*Collected data*.
══════

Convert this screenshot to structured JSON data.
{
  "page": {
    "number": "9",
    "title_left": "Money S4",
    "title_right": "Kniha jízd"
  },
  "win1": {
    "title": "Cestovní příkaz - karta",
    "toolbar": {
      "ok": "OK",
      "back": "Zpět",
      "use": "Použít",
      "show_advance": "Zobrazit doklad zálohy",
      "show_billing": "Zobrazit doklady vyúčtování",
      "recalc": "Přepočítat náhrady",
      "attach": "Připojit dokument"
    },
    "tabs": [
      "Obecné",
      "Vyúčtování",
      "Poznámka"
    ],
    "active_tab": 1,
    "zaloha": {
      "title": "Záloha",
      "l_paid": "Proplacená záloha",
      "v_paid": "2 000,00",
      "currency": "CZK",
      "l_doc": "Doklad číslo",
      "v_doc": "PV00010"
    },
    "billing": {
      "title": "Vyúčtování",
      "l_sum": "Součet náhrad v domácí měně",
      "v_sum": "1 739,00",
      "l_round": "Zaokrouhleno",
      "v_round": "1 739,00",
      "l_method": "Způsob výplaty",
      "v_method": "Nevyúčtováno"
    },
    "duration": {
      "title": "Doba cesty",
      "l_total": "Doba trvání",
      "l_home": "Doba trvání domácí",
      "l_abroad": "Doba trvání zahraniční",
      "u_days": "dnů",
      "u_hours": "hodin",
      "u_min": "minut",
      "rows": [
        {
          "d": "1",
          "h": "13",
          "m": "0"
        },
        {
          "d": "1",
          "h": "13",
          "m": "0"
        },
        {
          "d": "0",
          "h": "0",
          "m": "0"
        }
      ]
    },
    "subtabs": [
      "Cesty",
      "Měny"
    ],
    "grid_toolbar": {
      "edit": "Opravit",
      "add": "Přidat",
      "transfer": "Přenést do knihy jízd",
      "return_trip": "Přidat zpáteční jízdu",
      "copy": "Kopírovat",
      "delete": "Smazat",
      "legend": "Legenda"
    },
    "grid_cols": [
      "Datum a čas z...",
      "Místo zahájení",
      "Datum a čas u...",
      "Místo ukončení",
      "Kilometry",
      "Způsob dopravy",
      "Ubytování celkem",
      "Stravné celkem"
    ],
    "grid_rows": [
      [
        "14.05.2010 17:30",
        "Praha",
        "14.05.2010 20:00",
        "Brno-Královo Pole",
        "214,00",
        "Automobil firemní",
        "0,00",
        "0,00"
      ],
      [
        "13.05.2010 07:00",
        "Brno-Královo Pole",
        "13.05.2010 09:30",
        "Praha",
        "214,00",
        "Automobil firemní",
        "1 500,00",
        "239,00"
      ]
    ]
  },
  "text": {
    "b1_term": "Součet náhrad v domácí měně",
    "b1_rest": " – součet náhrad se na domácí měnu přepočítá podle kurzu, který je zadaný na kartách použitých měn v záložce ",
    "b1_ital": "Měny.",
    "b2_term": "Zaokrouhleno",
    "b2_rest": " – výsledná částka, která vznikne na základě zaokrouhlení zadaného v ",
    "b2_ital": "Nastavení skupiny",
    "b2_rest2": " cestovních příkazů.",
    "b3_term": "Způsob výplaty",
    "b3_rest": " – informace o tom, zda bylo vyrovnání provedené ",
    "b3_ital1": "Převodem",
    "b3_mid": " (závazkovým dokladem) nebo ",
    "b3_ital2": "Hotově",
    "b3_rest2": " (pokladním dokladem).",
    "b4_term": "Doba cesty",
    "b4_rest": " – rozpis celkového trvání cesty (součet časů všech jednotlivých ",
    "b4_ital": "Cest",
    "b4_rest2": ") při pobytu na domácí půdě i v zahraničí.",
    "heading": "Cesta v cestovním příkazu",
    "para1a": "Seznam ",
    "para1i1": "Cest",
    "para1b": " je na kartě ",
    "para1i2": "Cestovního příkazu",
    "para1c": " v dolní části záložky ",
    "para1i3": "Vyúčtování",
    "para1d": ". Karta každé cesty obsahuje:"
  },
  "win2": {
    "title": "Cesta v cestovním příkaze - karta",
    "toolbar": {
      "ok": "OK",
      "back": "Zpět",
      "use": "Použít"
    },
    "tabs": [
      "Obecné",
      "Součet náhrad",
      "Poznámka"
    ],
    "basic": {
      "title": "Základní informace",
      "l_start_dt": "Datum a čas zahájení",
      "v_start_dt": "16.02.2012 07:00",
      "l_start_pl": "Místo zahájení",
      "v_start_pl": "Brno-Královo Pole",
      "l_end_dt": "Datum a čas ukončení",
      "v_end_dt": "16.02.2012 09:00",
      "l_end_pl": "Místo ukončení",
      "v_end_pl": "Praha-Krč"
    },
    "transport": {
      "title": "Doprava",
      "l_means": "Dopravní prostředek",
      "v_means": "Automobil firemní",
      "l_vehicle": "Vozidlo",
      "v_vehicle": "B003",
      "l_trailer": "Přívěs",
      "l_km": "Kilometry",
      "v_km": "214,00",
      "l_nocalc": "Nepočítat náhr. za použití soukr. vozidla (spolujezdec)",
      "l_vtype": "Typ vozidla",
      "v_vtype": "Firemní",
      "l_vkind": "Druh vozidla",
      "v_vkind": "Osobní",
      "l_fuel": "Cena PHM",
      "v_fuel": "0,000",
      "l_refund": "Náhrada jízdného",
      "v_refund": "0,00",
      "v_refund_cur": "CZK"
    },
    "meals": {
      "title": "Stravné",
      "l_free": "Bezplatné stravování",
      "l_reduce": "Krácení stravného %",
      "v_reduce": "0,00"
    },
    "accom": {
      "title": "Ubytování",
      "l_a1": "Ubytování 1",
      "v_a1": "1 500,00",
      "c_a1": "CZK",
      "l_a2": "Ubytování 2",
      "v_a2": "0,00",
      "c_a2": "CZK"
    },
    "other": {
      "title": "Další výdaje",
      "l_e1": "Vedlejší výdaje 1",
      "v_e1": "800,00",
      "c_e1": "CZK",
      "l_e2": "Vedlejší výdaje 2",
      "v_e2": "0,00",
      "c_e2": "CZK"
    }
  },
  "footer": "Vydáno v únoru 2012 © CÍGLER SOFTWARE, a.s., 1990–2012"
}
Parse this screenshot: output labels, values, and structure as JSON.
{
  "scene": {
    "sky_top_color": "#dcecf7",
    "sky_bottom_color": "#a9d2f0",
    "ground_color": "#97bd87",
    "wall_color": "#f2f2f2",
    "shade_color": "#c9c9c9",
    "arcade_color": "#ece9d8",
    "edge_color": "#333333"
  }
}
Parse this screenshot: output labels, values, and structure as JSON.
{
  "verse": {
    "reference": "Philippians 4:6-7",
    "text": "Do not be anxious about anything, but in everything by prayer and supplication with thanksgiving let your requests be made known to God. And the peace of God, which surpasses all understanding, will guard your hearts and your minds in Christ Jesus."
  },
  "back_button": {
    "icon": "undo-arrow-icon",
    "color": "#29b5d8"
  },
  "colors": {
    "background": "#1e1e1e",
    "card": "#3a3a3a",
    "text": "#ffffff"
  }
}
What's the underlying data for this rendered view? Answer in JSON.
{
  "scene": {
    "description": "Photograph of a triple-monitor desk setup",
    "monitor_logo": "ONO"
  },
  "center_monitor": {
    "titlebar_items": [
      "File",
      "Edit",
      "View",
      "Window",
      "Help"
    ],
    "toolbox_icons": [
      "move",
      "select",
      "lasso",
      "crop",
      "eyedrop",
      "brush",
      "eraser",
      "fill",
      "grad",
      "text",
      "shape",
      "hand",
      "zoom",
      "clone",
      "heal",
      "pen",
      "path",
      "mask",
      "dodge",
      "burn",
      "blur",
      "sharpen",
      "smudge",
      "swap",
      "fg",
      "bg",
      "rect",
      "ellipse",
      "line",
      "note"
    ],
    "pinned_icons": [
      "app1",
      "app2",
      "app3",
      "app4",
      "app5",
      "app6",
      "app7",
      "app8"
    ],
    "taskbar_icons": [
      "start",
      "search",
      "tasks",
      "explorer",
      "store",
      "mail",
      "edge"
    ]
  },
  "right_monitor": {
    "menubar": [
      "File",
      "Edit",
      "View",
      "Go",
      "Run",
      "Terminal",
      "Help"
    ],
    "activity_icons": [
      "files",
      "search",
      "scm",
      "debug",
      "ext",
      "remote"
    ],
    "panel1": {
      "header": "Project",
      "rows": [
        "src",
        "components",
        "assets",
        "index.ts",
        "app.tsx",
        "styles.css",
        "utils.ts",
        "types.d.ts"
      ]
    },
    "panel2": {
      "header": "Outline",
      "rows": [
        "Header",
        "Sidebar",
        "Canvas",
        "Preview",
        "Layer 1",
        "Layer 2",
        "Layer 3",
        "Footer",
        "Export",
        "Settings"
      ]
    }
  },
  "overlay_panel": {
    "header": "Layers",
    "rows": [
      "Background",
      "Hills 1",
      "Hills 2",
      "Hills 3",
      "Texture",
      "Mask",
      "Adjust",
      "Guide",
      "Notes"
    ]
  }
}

══════

Go over the records above and tally the lines with the word "Přidat" in them. Give the number alone.

*Task output*. 2